**WORK INSTRUCTIONS:** Transcribe the records that follow. Keep every word exactly, and drop the pictures.

───── PROVIDED RECORDS ─────

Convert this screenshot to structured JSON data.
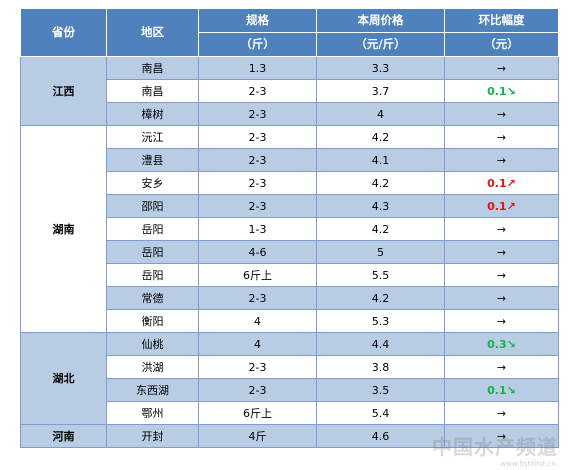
{
  "headers": {
    "province": "省份",
    "region": "地区",
    "spec": "规格",
    "spec_unit": "（斤）",
    "price": "本周价格",
    "price_unit": "（元/斤）",
    "change": "环比幅度",
    "change_unit": "（元）"
  },
  "provinces": {
    "jiangxi": "江西",
    "hunan": "湖南",
    "hubei": "湖北",
    "henan": "河南"
  },
  "rows": [
    {
      "region": "南昌",
      "spec": "1.3",
      "price": "3.3",
      "change_value": "",
      "change_arrow": "→",
      "trend": "flat"
    },
    {
      "region": "南昌",
      "spec": "2-3",
      "price": "3.7",
      "change_value": "0.1",
      "change_arrow": "↘",
      "trend": "down"
    },
    {
      "region": "樟树",
      "spec": "2-3",
      "price": "4",
      "change_value": "",
      "change_arrow": "→",
      "trend": "flat"
    },
    {
      "region": "沅江",
      "spec": "2-3",
      "price": "4.2",
      "change_value": "",
      "change_arrow": "→",
      "trend": "flat"
    },
    {
      "region": "澧县",
      "spec": "2-3",
      "price": "4.1",
      "change_value": "",
      "change_arrow": "→",
      "trend": "flat"
    },
    {
      "region": "安乡",
      "spec": "2-3",
      "price": "4.2",
      "change_value": "0.1",
      "change_arrow": "↗",
      "trend": "up"
    },
    {
      "region": "邵阳",
      "spec": "2-3",
      "price": "4.3",
      "change_value": "0.1",
      "change_arrow": "↗",
      "trend": "up"
    },
    {
      "region": "岳阳",
      "spec": "1-3",
      "price": "4.2",
      "change_value": "",
      "change_arrow": "→",
      "trend": "flat"
    },
    {
      "region": "岳阳",
      "spec": "4-6",
      "price": "5",
      "change_value": "",
      "change_arrow": "→",
      "trend": "flat"
    },
    {
      "region": "岳阳",
      "spec": "6斤上",
      "price": "5.5",
      "change_value": "",
      "change_arrow": "→",
      "trend": "flat"
    },
    {
      "region": "常德",
      "spec": "2-3",
      "price": "4.2",
      "change_value": "",
      "change_arrow": "→",
      "trend": "flat"
    },
    {
      "region": "衡阳",
      "spec": "4",
      "price": "5.3",
      "change_value": "",
      "change_arrow": "→",
      "trend": "flat"
    },
    {
      "region": "仙桃",
      "spec": "4",
      "price": "4.4",
      "change_value": "0.3",
      "change_arrow": "↘",
      "trend": "down"
    },
    {
      "region": "洪湖",
      "spec": "2-3",
      "price": "3.8",
      "change_value": "",
      "change_arrow": "→",
      "trend": "flat"
    },
    {
      "region": "东西湖",
      "spec": "2-3",
      "price": "3.5",
      "change_value": "0.1",
      "change_arrow": "↘",
      "trend": "down"
    },
    {
      "region": "鄂州",
      "spec": "6斤上",
      "price": "5.4",
      "change_value": "",
      "change_arrow": "→",
      "trend": "flat"
    },
    {
      "region": "开封",
      "spec": "4斤",
      "price": "4.6",
      "change_value": "",
      "change_arrow": "→",
      "trend": "flat"
    }
  ],
  "watermark": {
    "text": "中国水产频道",
    "sub": "www.fishfirst.cn"
  }
}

─────

**WORKED ANSWER:**
Convert this screenshot to structured JSON data.
{
  "headers": {
    "province": "省份",
    "region": "地区",
    "spec": "规格",
    "spec_unit": "（斤）",
    "price": "本周价格",
    "price_unit": "（元/斤）",
    "change": "环比幅度",
    "change_unit": "（元）"
  },
  "provinces": {
    "jiangxi": "江西",
    "hunan": "湖南",
    "hubei": "湖北",
    "henan": "河南"
  },
  "rows": [
    {
      "region": "南昌",
      "spec": "1.3",
      "price": "3.3",
      "change_value": "",
      "change_arrow": "→",
      "trend": "flat"
    },
    {
      "region": "南昌",
      "spec": "2-3",
      "price": "3.7",
      "change_value": "0.1",
      "change_arrow": "↘",
      "trend": "down"
    },
    {
      "region": "樟树",
      "spec": "2-3",
      "price": "4",
      "change_value": "",
      "change_arrow": "→",
      "trend": "flat"
    },
    {
      "region": "沅江",
      "spec": "2-3",
      "price": "4.2",
      "change_value": "",
      "change_arrow": "→",
      "trend": "flat"
    },
    {
      "region": "澧县",
      "spec": "2-3",
      "price": "4.1",
      "change_value": "",
      "change_arrow": "→",
      "trend": "flat"
    },
    {
      "region": "安乡",
      "spec": "2-3",
      "price": "4.2",
      "change_value": "0.1",
      "change_arrow": "↗",
      "trend": "up"
    },
    {
      "region": "邵阳",
      "spec": "2-3",
      "price": "4.3",
      "change_value": "0.1",
      "change_arrow": "↗",
      "trend": "up"
    },
    {
      "region": "岳阳",
      "spec": "1-3",
      "price": "4.2",
      "change_value": "",
      "change_arrow": "→",
      "trend": "flat"
    },
    {
      "region": "岳阳",
      "spec": "4-6",
      "price": "5",
      "change_value": "",
      "change_arrow": "→",
      "trend": "flat"
    },
    {
      "region": "岳阳",
      "spec": "6斤上",
      "price": "5.5",
      "change_value": "",
      "change_arrow": "→",
      "trend": "flat"
    },
    {
      "region": "常德",
      "spec": "2-3",
      "price": "4.2",
      "change_value": "",
      "change_arrow": "→",
      "trend": "flat"
    },
    {
      "region": "衡阳",
      "spec": "4",
      "price": "5.3",
      "change_value": "",
      "change_arrow": "→",
      "trend": "flat"
    },
    {
      "region": "仙桃",
      "spec": "4",
      "price": "4.4",
      "change_value": "0.3",
      "change_arrow": "↘",
      "trend": "down"
    },
    {
      "region": "洪湖",
      "spec": "2-3",
      "price": "3.8",
      "change_value": "",
      "change_arrow": "→",
      "trend": "flat"
    },
    {
      "region": "东西湖",
      "spec": "2-3",
      "price": "3.5",
      "change_value": "0.1",
      "change_arrow": "↘",
      "trend": "down"
    },
    {
      "region": "鄂州",
      "spec": "6斤上",
      "price": "5.4",
      "change_value": "",
      "change_arrow": "→",
      "trend": "flat"
    },
    {
      "region": "开封",
      "spec": "4斤",
      "price": "4.6",
      "change_value": "",
      "change_arrow": "→",
      "trend": "flat"
    }
  ],
  "watermark": {
    "text": "中国水产频道",
    "sub": "www.fishfirst.cn"
  }
}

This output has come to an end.